## Exercise directions
How many of the lines below hold the word "this"? Answer only with the number.

## Exercise material
[start]

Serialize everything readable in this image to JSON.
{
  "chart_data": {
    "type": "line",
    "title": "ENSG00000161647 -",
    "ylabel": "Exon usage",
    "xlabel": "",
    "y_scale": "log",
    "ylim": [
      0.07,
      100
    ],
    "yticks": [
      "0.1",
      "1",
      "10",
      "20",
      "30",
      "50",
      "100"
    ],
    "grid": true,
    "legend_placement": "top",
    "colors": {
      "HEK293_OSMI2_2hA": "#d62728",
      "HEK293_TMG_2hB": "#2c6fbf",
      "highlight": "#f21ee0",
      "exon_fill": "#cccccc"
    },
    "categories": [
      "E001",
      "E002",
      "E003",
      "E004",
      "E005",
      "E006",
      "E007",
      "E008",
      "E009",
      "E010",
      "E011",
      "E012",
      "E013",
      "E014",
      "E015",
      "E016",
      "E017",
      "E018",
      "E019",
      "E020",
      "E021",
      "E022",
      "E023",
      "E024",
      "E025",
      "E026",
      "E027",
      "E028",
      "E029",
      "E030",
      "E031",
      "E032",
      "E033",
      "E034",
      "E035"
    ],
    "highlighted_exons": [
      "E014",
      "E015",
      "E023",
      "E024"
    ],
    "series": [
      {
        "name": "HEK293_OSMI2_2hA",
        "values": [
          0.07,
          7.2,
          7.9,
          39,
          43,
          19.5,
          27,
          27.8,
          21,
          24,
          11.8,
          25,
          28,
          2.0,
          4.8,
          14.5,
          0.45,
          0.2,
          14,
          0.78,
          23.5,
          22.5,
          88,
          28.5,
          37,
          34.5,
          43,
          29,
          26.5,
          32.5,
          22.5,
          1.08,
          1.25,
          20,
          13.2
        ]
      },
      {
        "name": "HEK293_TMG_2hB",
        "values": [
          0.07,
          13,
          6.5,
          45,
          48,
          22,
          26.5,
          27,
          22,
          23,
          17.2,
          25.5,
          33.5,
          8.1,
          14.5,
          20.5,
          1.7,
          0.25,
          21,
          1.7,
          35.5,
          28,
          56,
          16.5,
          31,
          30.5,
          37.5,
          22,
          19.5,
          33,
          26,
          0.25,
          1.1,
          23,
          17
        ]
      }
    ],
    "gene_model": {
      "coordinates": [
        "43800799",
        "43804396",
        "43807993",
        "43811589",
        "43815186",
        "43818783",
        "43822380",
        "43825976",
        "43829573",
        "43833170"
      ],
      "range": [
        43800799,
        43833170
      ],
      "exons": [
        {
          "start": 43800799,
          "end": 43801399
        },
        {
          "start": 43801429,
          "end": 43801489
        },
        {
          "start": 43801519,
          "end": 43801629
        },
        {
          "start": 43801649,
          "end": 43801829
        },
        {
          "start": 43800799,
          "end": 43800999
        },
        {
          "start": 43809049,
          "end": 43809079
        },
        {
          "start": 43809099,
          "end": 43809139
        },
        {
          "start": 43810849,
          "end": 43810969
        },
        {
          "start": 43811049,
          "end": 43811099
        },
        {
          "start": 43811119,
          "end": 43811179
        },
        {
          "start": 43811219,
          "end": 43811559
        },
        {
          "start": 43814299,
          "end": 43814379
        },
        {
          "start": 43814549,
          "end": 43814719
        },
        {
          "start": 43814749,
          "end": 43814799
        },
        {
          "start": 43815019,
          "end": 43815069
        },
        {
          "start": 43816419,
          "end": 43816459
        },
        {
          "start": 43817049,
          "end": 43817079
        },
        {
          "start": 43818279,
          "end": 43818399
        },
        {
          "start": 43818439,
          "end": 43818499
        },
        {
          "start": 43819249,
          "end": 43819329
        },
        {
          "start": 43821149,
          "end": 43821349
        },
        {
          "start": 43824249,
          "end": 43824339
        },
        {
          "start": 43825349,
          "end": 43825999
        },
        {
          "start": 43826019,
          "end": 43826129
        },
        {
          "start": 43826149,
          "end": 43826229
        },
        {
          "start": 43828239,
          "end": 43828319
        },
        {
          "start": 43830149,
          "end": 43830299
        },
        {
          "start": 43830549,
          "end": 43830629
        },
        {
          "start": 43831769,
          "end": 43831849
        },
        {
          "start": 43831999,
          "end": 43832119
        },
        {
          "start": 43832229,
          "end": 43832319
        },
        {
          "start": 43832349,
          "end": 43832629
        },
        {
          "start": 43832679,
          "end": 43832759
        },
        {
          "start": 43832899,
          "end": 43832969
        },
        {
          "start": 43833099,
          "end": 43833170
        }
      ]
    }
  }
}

[end]
[start]

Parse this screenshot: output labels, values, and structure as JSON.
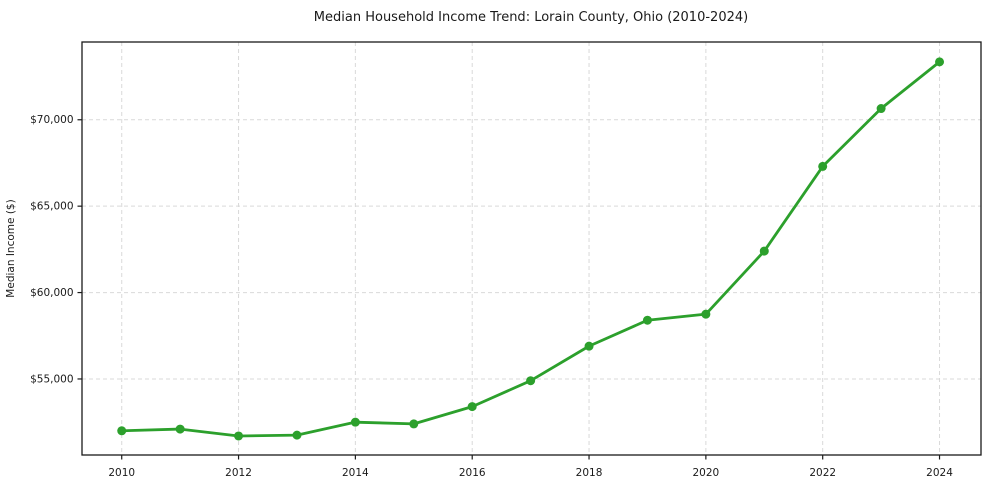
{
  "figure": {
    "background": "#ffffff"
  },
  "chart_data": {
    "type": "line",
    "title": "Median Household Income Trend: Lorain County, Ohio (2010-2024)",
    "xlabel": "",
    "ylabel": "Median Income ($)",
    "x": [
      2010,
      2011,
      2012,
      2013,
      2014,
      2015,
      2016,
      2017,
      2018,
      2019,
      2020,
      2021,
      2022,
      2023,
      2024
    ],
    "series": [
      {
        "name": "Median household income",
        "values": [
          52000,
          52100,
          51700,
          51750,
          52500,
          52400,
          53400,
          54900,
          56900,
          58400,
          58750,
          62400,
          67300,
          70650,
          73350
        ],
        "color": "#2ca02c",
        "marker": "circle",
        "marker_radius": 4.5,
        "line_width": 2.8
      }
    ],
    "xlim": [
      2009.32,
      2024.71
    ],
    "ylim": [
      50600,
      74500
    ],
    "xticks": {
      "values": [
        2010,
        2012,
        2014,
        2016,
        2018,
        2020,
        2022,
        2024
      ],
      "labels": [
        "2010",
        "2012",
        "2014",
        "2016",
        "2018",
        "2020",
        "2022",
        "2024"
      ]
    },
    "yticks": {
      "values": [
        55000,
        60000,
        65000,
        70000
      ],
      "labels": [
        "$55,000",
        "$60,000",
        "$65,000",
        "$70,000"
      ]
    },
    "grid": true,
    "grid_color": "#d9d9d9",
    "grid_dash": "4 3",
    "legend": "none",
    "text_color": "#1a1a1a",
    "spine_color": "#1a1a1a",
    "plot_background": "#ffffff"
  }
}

[end]
[start]

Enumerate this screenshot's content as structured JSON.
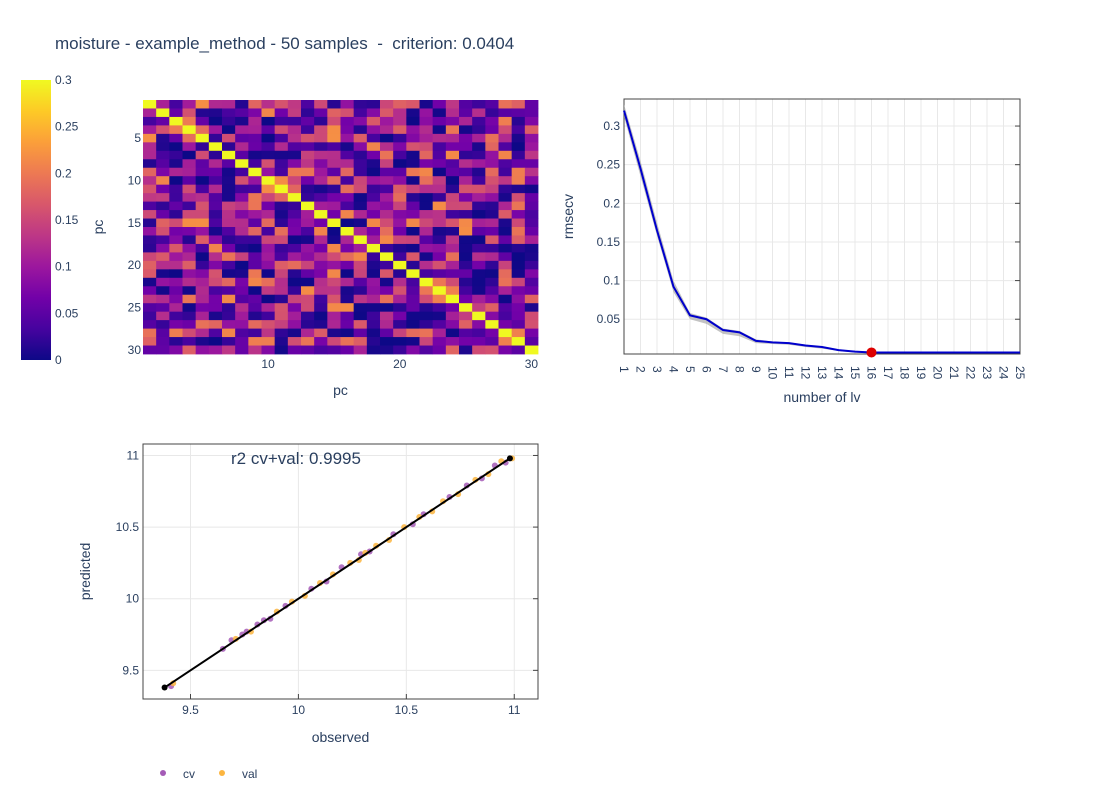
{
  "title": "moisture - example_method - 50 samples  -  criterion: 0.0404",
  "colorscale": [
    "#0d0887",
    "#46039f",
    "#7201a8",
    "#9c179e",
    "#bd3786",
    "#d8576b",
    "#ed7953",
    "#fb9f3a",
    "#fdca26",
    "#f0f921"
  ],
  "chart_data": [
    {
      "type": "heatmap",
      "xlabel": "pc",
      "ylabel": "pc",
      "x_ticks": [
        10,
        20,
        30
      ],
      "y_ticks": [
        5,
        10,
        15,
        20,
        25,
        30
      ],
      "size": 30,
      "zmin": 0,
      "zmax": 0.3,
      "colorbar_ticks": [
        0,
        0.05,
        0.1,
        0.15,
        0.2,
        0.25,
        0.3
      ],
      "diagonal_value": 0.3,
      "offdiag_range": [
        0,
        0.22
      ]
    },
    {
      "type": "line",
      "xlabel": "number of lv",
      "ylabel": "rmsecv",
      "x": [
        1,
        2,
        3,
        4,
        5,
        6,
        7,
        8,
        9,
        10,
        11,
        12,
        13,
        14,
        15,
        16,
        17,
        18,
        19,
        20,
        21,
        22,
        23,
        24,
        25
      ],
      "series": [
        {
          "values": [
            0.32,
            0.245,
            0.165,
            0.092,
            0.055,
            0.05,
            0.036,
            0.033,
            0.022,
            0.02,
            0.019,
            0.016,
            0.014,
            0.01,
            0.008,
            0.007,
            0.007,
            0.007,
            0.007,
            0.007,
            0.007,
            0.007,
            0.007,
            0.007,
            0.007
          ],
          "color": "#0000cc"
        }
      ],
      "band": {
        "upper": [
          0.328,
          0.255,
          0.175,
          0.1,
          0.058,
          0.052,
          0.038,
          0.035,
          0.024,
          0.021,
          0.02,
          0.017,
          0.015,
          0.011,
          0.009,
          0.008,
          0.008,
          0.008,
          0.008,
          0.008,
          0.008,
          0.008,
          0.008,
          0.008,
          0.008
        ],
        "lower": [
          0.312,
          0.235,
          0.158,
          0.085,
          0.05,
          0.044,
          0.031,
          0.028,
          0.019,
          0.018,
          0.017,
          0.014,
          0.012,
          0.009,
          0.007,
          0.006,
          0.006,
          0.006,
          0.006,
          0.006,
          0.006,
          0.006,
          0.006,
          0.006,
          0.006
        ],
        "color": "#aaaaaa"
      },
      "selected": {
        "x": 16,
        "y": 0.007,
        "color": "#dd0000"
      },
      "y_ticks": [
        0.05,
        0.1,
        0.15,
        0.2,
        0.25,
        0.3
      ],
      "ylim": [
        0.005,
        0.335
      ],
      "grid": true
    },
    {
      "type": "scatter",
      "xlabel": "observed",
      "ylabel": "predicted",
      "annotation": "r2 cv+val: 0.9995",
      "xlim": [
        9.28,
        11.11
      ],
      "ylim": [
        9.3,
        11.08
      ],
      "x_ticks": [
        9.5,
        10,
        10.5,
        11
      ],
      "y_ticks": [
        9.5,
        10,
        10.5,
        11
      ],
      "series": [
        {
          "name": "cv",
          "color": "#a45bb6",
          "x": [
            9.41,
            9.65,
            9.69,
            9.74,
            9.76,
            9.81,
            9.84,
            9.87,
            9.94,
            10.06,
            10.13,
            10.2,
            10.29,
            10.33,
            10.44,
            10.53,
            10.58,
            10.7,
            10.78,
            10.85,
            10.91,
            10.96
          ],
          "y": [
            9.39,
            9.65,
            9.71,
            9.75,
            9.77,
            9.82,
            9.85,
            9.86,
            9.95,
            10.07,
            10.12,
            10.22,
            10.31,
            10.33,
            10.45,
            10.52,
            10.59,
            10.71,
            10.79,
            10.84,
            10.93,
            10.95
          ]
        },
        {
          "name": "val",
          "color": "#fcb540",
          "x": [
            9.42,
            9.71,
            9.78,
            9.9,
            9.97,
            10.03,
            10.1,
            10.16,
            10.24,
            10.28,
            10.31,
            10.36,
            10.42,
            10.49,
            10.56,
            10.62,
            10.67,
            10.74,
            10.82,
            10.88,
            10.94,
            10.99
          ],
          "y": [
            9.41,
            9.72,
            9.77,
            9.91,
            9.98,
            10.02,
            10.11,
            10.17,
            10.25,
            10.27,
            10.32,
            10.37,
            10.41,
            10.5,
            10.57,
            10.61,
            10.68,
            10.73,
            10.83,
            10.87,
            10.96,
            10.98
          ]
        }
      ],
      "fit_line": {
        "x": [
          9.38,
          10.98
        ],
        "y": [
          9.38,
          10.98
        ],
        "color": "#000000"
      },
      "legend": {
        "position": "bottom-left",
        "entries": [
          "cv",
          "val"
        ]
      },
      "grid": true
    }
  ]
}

[end]

## Correct response
3